= INPUT RECORDS =

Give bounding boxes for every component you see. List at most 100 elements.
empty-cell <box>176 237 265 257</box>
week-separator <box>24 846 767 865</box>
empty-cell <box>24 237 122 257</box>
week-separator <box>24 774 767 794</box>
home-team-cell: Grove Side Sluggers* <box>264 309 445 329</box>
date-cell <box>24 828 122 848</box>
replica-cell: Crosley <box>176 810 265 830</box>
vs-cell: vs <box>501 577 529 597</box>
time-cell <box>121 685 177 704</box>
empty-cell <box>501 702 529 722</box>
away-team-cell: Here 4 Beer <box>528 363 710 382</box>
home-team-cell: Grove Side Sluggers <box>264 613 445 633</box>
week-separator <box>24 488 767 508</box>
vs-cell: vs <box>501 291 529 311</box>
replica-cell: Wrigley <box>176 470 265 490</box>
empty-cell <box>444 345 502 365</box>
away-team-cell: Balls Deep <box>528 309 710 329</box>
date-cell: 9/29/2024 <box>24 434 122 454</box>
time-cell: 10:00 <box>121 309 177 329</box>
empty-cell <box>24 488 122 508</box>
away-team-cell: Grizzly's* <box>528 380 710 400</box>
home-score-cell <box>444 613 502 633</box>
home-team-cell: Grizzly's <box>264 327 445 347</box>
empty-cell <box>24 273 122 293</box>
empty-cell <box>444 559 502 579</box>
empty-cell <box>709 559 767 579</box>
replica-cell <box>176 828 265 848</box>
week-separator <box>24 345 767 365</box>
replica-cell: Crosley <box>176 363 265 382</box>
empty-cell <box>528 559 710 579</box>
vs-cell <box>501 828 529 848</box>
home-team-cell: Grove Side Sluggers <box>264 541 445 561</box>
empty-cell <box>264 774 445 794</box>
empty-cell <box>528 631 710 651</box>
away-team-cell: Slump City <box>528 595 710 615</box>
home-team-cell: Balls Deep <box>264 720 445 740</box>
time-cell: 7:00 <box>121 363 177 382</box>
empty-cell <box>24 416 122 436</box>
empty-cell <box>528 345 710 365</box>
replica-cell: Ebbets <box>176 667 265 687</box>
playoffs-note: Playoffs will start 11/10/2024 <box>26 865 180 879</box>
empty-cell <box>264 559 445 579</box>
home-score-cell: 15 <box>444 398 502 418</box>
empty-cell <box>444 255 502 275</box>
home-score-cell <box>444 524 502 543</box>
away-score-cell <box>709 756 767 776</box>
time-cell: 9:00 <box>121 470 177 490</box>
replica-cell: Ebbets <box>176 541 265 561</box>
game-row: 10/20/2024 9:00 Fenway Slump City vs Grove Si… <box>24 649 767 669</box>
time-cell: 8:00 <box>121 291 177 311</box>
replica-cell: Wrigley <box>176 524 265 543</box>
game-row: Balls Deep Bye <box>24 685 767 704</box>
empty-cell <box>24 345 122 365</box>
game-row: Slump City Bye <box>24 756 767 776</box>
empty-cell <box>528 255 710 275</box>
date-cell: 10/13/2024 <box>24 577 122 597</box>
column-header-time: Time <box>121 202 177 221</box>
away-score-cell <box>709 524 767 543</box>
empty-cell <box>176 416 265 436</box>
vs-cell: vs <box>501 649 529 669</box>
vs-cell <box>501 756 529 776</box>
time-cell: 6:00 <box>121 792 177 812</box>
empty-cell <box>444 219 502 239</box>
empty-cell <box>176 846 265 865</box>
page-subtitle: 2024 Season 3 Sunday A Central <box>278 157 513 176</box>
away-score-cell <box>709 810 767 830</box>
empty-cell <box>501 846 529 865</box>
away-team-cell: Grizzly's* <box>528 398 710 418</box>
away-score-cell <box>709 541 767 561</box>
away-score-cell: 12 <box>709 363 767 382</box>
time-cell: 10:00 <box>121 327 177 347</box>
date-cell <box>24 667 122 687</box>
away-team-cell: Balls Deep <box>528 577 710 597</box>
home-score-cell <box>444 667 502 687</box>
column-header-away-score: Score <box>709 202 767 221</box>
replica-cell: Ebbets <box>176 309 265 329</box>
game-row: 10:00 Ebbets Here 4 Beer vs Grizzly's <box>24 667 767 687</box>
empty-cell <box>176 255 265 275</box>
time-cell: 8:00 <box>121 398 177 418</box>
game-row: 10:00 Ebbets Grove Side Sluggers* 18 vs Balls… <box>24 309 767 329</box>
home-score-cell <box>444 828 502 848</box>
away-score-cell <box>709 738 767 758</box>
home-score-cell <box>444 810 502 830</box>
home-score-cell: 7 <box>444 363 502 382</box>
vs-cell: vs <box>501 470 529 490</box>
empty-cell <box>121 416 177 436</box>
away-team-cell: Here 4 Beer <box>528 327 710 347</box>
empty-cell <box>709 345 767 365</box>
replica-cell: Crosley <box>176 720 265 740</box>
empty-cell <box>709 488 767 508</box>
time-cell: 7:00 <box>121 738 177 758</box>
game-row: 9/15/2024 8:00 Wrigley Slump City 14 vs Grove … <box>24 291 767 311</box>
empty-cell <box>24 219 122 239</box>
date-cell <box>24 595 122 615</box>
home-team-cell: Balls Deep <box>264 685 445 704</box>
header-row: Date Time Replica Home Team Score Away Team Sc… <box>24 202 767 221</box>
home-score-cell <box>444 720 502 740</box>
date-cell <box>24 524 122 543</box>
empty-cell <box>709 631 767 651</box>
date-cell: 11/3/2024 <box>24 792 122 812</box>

= PROBLEM TO WORK ON =
Retype all of the records above exactly, line for line.

= SOLUTION FOR THIS PROBLEM =
Give bounding boxes for every component you see. List at most 100 elements.
empty-cell <box>176 237 265 257</box>
week-separator <box>24 846 767 865</box>
empty-cell <box>24 237 122 257</box>
week-separator <box>24 774 767 794</box>
home-team-cell: Grove Side Sluggers* <box>264 309 445 329</box>
date-cell <box>24 828 122 848</box>
replica-cell: Crosley <box>176 810 265 830</box>
vs-cell: vs <box>501 577 529 597</box>
time-cell <box>121 685 177 704</box>
empty-cell <box>501 702 529 722</box>
away-team-cell: Here 4 Beer <box>528 363 710 382</box>
home-team-cell: Grove Side Sluggers <box>264 613 445 633</box>
week-separator <box>24 488 767 508</box>
vs-cell: vs <box>501 291 529 311</box>
replica-cell: Wrigley <box>176 470 265 490</box>
empty-cell <box>444 345 502 365</box>
away-team-cell: Balls Deep <box>528 309 710 329</box>
date-cell: 9/29/2024 <box>24 434 122 454</box>
time-cell: 10:00 <box>121 309 177 329</box>
empty-cell <box>24 488 122 508</box>
away-team-cell: Grizzly's* <box>528 380 710 400</box>
home-score-cell <box>444 613 502 633</box>
home-team-cell: Grizzly's <box>264 327 445 347</box>
empty-cell <box>24 273 122 293</box>
empty-cell <box>444 559 502 579</box>
empty-cell <box>709 559 767 579</box>
replica-cell <box>176 828 265 848</box>
week-separator <box>24 345 767 365</box>
replica-cell: Crosley <box>176 363 265 382</box>
empty-cell <box>528 559 710 579</box>
vs-cell <box>501 828 529 848</box>
home-team-cell: Grove Side Sluggers <box>264 541 445 561</box>
empty-cell <box>264 774 445 794</box>
empty-cell <box>528 631 710 651</box>
away-team-cell: Slump City <box>528 595 710 615</box>
home-team-cell: Balls Deep <box>264 720 445 740</box>
time-cell: 7:00 <box>121 363 177 382</box>
empty-cell <box>24 416 122 436</box>
empty-cell <box>528 345 710 365</box>
replica-cell: Ebbets <box>176 667 265 687</box>
playoffs-note: Playoffs will start 11/10/2024 <box>26 865 180 879</box>
empty-cell <box>264 559 445 579</box>
home-score-cell: 15 <box>444 398 502 418</box>
empty-cell <box>444 255 502 275</box>
home-score-cell <box>444 524 502 543</box>
away-score-cell <box>709 756 767 776</box>
time-cell: 9:00 <box>121 470 177 490</box>
replica-cell: Ebbets <box>176 541 265 561</box>
game-row: 10/20/2024 9:00 Fenway Slump City vs Grove Si… <box>24 649 767 669</box>
time-cell: 8:00 <box>121 291 177 311</box>
replica-cell: Wrigley <box>176 524 265 543</box>
game-row: Balls Deep Bye <box>24 685 767 704</box>
empty-cell <box>24 345 122 365</box>
game-row: Slump City Bye <box>24 756 767 776</box>
empty-cell <box>528 255 710 275</box>
date-cell: 10/13/2024 <box>24 577 122 597</box>
column-header-time: Time <box>121 202 177 221</box>
away-score-cell <box>709 524 767 543</box>
empty-cell <box>176 416 265 436</box>
vs-cell: vs <box>501 649 529 669</box>
vs-cell <box>501 756 529 776</box>
time-cell: 6:00 <box>121 792 177 812</box>
empty-cell <box>444 219 502 239</box>
empty-cell <box>176 846 265 865</box>
page-subtitle: 2024 Season 3 Sunday A Central <box>278 157 513 176</box>
away-score-cell <box>709 810 767 830</box>
empty-cell <box>501 846 529 865</box>
away-team-cell: Grizzly's* <box>528 398 710 418</box>
away-score-cell <box>709 541 767 561</box>
away-score-cell: 12 <box>709 363 767 382</box>
time-cell: 10:00 <box>121 327 177 347</box>
date-cell <box>24 667 122 687</box>
away-team-cell: Balls Deep <box>528 577 710 597</box>
home-score-cell <box>444 667 502 687</box>
column-header-away-score: Score <box>709 202 767 221</box>
replica-cell: Ebbets <box>176 309 265 329</box>
game-row: 10:00 Ebbets Here 4 Beer vs Grizzly's <box>24 667 767 687</box>
empty-cell <box>176 255 265 275</box>
time-cell: 8:00 <box>121 398 177 418</box>
game-row: 10:00 Ebbets Grove Side Sluggers* 18 vs Balls… <box>24 309 767 329</box>
home-score-cell <box>444 828 502 848</box>
away-score-cell <box>709 738 767 758</box>
home-score-cell <box>444 810 502 830</box>
home-score-cell: 7 <box>444 363 502 382</box>
vs-cell: vs <box>501 470 529 490</box>
empty-cell <box>121 416 177 436</box>
away-team-cell: Here 4 Beer <box>528 327 710 347</box>
empty-cell <box>709 345 767 365</box>
replica-cell: Crosley <box>176 720 265 740</box>
empty-cell <box>709 488 767 508</box>
time-cell: 7:00 <box>121 738 177 758</box>
game-row: 9/15/2024 8:00 Wrigley Slump City 14 vs Grove … <box>24 291 767 311</box>
empty-cell <box>24 219 122 239</box>
date-cell <box>24 595 122 615</box>
home-team-cell: Balls Deep <box>264 685 445 704</box>
header-row: Date Time Replica Home Team Score Away Team Sc… <box>24 202 767 221</box>
home-score-cell <box>444 720 502 740</box>
date-cell <box>24 524 122 543</box>
empty-cell <box>709 631 767 651</box>
date-cell: 11/3/2024 <box>24 792 122 812</box>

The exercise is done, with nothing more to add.